Every record here should be printed again exactly.

** start DATA SUPPLIED **

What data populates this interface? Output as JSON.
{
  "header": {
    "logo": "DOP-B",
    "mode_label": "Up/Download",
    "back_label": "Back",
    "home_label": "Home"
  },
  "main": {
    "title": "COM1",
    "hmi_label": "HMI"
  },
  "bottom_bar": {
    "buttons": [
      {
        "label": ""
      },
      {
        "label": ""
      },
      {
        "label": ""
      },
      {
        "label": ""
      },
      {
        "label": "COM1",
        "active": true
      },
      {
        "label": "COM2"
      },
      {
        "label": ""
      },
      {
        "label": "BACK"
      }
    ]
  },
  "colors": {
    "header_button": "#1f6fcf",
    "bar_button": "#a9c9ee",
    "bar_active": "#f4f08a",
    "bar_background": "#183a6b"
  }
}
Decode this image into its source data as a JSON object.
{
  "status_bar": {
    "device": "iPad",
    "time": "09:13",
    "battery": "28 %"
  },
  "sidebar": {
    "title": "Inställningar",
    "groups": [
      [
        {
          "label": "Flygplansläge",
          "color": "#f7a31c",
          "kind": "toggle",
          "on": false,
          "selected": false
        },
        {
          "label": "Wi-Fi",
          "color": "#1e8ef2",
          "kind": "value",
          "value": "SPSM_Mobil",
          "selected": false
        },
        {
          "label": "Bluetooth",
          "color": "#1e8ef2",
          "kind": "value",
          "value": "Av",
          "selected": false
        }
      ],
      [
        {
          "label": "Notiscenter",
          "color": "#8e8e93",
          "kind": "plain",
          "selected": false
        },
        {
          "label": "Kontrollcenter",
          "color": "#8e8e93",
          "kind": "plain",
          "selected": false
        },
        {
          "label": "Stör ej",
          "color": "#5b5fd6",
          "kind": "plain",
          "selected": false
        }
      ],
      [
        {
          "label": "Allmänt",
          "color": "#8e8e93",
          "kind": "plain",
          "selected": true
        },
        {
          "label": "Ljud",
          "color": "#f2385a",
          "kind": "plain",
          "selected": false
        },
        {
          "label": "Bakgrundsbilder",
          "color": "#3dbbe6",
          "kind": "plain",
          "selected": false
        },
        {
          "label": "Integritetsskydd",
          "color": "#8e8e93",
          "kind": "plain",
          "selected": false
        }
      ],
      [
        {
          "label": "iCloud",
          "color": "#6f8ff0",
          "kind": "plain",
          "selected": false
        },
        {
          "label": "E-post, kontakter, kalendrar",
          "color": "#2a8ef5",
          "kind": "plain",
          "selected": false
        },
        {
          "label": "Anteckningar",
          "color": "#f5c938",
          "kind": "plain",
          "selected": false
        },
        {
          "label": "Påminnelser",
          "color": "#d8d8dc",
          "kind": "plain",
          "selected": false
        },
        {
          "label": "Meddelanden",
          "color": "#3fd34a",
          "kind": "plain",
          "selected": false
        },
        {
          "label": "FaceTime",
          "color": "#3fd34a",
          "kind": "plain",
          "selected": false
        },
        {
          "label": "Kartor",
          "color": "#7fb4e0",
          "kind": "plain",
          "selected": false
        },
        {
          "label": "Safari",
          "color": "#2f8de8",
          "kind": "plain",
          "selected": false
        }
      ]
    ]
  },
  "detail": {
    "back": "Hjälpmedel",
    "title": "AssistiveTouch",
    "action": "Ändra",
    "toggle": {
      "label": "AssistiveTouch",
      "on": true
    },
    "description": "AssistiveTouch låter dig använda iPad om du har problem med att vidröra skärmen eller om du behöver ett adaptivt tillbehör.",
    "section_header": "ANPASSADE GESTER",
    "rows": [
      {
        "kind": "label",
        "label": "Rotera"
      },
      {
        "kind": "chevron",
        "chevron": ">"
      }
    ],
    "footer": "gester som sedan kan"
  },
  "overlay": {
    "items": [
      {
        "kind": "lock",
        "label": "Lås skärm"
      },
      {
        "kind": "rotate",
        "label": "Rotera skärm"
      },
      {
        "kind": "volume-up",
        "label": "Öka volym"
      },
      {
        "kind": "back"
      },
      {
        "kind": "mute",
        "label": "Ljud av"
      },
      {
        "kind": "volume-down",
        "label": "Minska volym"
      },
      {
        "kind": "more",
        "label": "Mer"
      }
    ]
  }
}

** end DATA SUPPLIED **

**WRITTEN ANSWER**
What data populates this interface? Output as JSON.
{
  "header": {
    "logo": "DOP-B",
    "mode_label": "Up/Download",
    "back_label": "Back",
    "home_label": "Home"
  },
  "main": {
    "title": "COM1",
    "hmi_label": "HMI"
  },
  "bottom_bar": {
    "buttons": [
      {
        "label": ""
      },
      {
        "label": ""
      },
      {
        "label": ""
      },
      {
        "label": ""
      },
      {
        "label": "COM1",
        "active": true
      },
      {
        "label": "COM2"
      },
      {
        "label": ""
      },
      {
        "label": "BACK"
      }
    ]
  },
  "colors": {
    "header_button": "#1f6fcf",
    "bar_button": "#a9c9ee",
    "bar_active": "#f4f08a",
    "bar_background": "#183a6b"
  }
}
Decode this image into its source data as a JSON object.
{
  "status_bar": {
    "device": "iPad",
    "time": "09:13",
    "battery": "28 %"
  },
  "sidebar": {
    "title": "Inställningar",
    "groups": [
      [
        {
          "label": "Flygplansläge",
          "color": "#f7a31c",
          "kind": "toggle",
          "on": false,
          "selected": false
        },
        {
          "label": "Wi-Fi",
          "color": "#1e8ef2",
          "kind": "value",
          "value": "SPSM_Mobil",
          "selected": false
        },
        {
          "label": "Bluetooth",
          "color": "#1e8ef2",
          "kind": "value",
          "value": "Av",
          "selected": false
        }
      ],
      [
        {
          "label": "Notiscenter",
          "color": "#8e8e93",
          "kind": "plain",
          "selected": false
        },
        {
          "label": "Kontrollcenter",
          "color": "#8e8e93",
          "kind": "plain",
          "selected": false
        },
        {
          "label": "Stör ej",
          "color": "#5b5fd6",
          "kind": "plain",
          "selected": false
        }
      ],
      [
        {
          "label": "Allmänt",
          "color": "#8e8e93",
          "kind": "plain",
          "selected": true
        },
        {
          "label": "Ljud",
          "color": "#f2385a",
          "kind": "plain",
          "selected": false
        },
        {
          "label": "Bakgrundsbilder",
          "color": "#3dbbe6",
          "kind": "plain",
          "selected": false
        },
        {
          "label": "Integritetsskydd",
          "color": "#8e8e93",
          "kind": "plain",
          "selected": false
        }
      ],
      [
        {
          "label": "iCloud",
          "color": "#6f8ff0",
          "kind": "plain",
          "selected": false
        },
        {
          "label": "E-post, kontakter, kalendrar",
          "color": "#2a8ef5",
          "kind": "plain",
          "selected": false
        },
        {
          "label": "Anteckningar",
          "color": "#f5c938",
          "kind": "plain",
          "selected": false
        },
        {
          "label": "Påminnelser",
          "color": "#d8d8dc",
          "kind": "plain",
          "selected": false
        },
        {
          "label": "Meddelanden",
          "color": "#3fd34a",
          "kind": "plain",
          "selected": false
        },
        {
          "label": "FaceTime",
          "color": "#3fd34a",
          "kind": "plain",
          "selected": false
        },
        {
          "label": "Kartor",
          "color": "#7fb4e0",
          "kind": "plain",
          "selected": false
        },
        {
          "label": "Safari",
          "color": "#2f8de8",
          "kind": "plain",
          "selected": false
        }
      ]
    ]
  },
  "detail": {
    "back": "Hjälpmedel",
    "title": "AssistiveTouch",
    "action": "Ändra",
    "toggle": {
      "label": "AssistiveTouch",
      "on": true
    },
    "description": "AssistiveTouch låter dig använda iPad om du har problem med att vidröra skärmen eller om du behöver ett adaptivt tillbehör.",
    "section_header": "ANPASSADE GESTER",
    "rows": [
      {
        "kind": "label",
        "label": "Rotera"
      },
      {
        "kind": "chevron",
        "chevron": ">"
      }
    ],
    "footer": "gester som sedan kan"
  },
  "overlay": {
    "items": [
      {
        "kind": "lock",
        "label": "Lås skärm"
      },
      {
        "kind": "rotate",
        "label": "Rotera skärm"
      },
      {
        "kind": "volume-up",
        "label": "Öka volym"
      },
      {
        "kind": "back"
      },
      {
        "kind": "mute",
        "label": "Ljud av"
      },
      {
        "kind": "volume-down",
        "label": "Minska volym"
      },
      {
        "kind": "more",
        "label": "Mer"
      }
    ]
  }
}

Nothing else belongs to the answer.